- WHAT THE EXERCISE ASKS -
Echo the records word for word, from the first line through the line containing "I need the location".

- RECORDS PROVIDED -
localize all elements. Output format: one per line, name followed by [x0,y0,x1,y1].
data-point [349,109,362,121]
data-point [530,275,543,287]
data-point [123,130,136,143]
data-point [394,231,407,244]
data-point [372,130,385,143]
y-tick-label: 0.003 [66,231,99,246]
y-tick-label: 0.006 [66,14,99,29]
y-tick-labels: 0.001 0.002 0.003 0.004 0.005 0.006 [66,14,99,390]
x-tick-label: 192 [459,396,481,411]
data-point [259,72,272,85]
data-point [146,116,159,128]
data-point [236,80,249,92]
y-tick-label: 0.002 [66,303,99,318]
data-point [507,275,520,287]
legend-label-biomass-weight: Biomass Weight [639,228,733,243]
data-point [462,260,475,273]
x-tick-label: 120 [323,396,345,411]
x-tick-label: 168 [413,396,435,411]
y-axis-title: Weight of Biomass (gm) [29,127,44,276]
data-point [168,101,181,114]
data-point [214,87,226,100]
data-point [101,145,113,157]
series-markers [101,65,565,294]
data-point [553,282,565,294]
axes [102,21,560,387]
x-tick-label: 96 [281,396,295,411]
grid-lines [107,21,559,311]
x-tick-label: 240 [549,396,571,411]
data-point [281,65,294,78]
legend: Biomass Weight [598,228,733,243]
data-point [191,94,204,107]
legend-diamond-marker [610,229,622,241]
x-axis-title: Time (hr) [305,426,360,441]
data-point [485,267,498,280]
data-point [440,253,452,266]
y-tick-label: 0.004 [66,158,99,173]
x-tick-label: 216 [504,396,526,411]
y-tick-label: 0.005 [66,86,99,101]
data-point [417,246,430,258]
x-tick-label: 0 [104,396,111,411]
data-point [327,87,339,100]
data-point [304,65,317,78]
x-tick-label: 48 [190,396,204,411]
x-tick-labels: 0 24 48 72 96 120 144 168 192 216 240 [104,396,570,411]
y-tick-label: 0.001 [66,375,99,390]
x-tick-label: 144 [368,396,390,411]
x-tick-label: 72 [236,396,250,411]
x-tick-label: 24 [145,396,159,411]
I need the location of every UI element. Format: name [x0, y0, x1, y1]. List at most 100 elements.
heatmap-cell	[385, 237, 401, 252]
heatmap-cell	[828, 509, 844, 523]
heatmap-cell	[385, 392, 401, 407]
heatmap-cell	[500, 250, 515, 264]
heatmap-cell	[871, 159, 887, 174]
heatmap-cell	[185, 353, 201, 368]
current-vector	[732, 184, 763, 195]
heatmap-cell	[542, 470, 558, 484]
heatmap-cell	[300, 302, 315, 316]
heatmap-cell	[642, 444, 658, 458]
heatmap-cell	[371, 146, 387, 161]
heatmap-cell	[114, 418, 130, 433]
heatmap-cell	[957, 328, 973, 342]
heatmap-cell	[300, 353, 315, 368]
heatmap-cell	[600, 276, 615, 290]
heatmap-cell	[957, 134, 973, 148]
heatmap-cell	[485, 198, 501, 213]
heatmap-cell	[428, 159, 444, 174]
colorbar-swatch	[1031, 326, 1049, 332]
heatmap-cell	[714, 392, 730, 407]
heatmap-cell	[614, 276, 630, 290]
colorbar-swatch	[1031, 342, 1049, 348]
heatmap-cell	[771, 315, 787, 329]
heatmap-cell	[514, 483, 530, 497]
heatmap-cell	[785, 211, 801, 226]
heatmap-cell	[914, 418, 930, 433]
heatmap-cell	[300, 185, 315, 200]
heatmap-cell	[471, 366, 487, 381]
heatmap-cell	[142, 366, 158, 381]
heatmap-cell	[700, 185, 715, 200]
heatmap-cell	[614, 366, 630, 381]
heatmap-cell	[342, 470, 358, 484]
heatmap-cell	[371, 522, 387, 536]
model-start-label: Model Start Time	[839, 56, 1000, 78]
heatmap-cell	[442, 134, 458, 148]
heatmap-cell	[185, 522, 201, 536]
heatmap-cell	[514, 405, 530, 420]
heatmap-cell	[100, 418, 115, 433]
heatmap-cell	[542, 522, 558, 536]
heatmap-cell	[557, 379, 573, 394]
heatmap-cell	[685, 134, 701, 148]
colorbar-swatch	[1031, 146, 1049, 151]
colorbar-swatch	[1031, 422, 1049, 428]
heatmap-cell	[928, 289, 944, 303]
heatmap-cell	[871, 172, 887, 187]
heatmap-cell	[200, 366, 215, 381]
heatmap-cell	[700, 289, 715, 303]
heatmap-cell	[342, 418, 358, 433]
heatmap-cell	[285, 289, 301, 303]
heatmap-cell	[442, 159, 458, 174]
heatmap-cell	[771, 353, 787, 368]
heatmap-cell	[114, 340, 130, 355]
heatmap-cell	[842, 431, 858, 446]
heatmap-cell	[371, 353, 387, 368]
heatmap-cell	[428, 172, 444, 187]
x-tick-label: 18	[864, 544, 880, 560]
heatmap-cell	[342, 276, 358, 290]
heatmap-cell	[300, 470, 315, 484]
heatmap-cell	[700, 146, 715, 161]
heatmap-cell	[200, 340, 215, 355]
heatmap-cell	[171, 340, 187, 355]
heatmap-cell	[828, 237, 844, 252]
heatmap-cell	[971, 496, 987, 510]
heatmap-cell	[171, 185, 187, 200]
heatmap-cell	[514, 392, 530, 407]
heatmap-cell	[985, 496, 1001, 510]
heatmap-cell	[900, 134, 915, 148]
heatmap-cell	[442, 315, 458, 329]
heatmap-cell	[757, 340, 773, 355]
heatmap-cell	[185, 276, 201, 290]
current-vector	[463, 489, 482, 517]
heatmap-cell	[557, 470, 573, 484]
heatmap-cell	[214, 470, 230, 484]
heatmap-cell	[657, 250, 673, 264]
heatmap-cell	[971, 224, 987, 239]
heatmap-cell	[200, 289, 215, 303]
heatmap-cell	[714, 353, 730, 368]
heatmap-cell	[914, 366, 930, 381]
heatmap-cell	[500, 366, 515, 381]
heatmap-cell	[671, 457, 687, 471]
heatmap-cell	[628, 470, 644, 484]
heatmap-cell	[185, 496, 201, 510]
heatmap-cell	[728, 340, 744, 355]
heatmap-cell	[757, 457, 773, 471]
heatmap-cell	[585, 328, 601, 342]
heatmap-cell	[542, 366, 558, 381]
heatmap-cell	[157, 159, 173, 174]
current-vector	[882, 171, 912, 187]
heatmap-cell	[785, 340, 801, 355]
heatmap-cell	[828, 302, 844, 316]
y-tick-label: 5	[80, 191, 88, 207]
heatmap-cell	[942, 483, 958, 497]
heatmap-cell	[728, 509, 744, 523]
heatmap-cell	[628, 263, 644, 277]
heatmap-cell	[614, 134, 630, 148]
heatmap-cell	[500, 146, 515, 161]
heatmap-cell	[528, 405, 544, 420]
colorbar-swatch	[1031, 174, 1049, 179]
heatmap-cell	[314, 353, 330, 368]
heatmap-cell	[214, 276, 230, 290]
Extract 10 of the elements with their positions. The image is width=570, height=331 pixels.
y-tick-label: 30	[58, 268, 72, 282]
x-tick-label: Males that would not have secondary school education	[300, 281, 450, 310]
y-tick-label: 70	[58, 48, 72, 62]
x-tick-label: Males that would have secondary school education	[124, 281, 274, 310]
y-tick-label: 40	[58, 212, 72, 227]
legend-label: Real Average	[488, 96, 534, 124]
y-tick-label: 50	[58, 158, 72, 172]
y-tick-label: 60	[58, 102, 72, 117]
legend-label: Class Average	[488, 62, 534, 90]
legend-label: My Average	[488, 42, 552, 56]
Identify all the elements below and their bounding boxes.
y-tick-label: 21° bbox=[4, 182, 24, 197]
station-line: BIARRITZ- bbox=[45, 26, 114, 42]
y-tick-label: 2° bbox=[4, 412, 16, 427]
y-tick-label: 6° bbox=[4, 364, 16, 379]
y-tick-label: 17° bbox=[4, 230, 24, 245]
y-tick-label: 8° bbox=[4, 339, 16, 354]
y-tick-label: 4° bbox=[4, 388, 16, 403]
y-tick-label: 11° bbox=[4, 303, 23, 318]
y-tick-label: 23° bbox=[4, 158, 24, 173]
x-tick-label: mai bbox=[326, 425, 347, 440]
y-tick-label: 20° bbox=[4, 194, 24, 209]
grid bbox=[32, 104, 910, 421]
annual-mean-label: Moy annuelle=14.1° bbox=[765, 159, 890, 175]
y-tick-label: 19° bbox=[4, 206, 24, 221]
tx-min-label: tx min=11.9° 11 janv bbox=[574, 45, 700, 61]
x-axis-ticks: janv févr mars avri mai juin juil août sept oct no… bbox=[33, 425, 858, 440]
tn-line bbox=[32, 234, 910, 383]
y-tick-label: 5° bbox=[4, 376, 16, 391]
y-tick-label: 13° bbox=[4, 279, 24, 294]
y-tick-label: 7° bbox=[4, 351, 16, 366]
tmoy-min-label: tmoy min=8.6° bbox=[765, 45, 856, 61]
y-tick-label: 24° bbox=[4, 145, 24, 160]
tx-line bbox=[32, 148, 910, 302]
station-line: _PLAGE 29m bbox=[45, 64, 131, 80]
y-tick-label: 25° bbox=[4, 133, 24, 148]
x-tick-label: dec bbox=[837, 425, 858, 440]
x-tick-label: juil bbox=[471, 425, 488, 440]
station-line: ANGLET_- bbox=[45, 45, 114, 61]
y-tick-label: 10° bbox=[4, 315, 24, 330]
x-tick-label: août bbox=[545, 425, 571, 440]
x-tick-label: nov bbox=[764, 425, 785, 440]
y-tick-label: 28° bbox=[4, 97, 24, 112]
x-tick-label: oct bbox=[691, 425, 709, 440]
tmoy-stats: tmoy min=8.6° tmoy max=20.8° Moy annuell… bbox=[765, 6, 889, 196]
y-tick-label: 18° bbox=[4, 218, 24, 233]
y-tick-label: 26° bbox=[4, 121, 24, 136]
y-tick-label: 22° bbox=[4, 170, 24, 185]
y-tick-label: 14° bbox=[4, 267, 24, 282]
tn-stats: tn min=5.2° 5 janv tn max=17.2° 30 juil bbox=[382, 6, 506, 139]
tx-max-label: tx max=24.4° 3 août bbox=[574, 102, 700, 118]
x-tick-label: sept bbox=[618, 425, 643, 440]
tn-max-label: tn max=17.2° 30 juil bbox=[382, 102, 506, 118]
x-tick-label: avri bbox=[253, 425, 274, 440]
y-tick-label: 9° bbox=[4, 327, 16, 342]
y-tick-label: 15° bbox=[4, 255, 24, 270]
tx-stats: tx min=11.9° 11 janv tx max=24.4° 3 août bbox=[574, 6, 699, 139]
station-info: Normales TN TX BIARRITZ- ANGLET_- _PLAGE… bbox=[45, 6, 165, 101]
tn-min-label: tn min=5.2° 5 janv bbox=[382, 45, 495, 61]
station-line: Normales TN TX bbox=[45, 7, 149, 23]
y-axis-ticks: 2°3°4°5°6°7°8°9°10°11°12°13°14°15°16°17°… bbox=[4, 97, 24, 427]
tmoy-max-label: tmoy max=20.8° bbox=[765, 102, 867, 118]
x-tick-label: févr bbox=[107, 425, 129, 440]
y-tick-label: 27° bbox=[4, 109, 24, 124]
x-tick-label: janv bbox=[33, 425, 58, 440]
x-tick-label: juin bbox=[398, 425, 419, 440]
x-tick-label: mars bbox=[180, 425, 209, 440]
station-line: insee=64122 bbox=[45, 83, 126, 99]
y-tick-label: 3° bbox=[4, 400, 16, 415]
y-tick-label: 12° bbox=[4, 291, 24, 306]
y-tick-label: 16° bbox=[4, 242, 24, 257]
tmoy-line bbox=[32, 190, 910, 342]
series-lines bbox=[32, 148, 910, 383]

- ANSWER IN FULL -
localize all elements. Output format: one per line, name followed by [x0,y0,x1,y1].
data-point [349,109,362,121]
data-point [530,275,543,287]
data-point [123,130,136,143]
data-point [394,231,407,244]
data-point [372,130,385,143]
y-tick-label: 0.003 [66,231,99,246]
y-tick-label: 0.006 [66,14,99,29]
y-tick-labels: 0.001 0.002 0.003 0.004 0.005 0.006 [66,14,99,390]
x-tick-label: 192 [459,396,481,411]
data-point [259,72,272,85]
data-point [146,116,159,128]
data-point [236,80,249,92]
y-tick-label: 0.002 [66,303,99,318]
data-point [507,275,520,287]
legend-label-biomass-weight: Biomass Weight [639,228,733,243]
data-point [462,260,475,273]
x-tick-label: 120 [323,396,345,411]
x-tick-label: 168 [413,396,435,411]
y-axis-title: Weight of Biomass (gm) [29,127,44,276]
data-point [168,101,181,114]
data-point [214,87,226,100]
data-point [101,145,113,157]
series-markers [101,65,565,294]
data-point [553,282,565,294]
axes [102,21,560,387]
x-tick-label: 96 [281,396,295,411]
grid-lines [107,21,559,311]
x-tick-label: 240 [549,396,571,411]
data-point [281,65,294,78]
legend: Biomass Weight [598,228,733,243]
data-point [191,94,204,107]
legend-diamond-marker [610,229,622,241]
x-axis-title: Time (hr) [305,426,360,441]
data-point [485,267,498,280]
data-point [440,253,452,266]
y-tick-label: 0.004 [66,158,99,173]
x-tick-label: 216 [504,396,526,411]
y-tick-label: 0.005 [66,86,99,101]
data-point [417,246,430,258]
x-tick-label: 0 [104,396,111,411]
data-point [327,87,339,100]
data-point [304,65,317,78]
x-tick-label: 48 [190,396,204,411]
x-tick-labels: 0 24 48 72 96 120 144 168 192 216 240 [104,396,570,411]
y-tick-label: 0.001 [66,375,99,390]
x-tick-label: 144 [368,396,390,411]
x-tick-label: 72 [236,396,250,411]
x-tick-label: 24 [145,396,159,411]
I need the location of every UI element. Format: name [x0, y0, x1, y1]. List at most 100 elements.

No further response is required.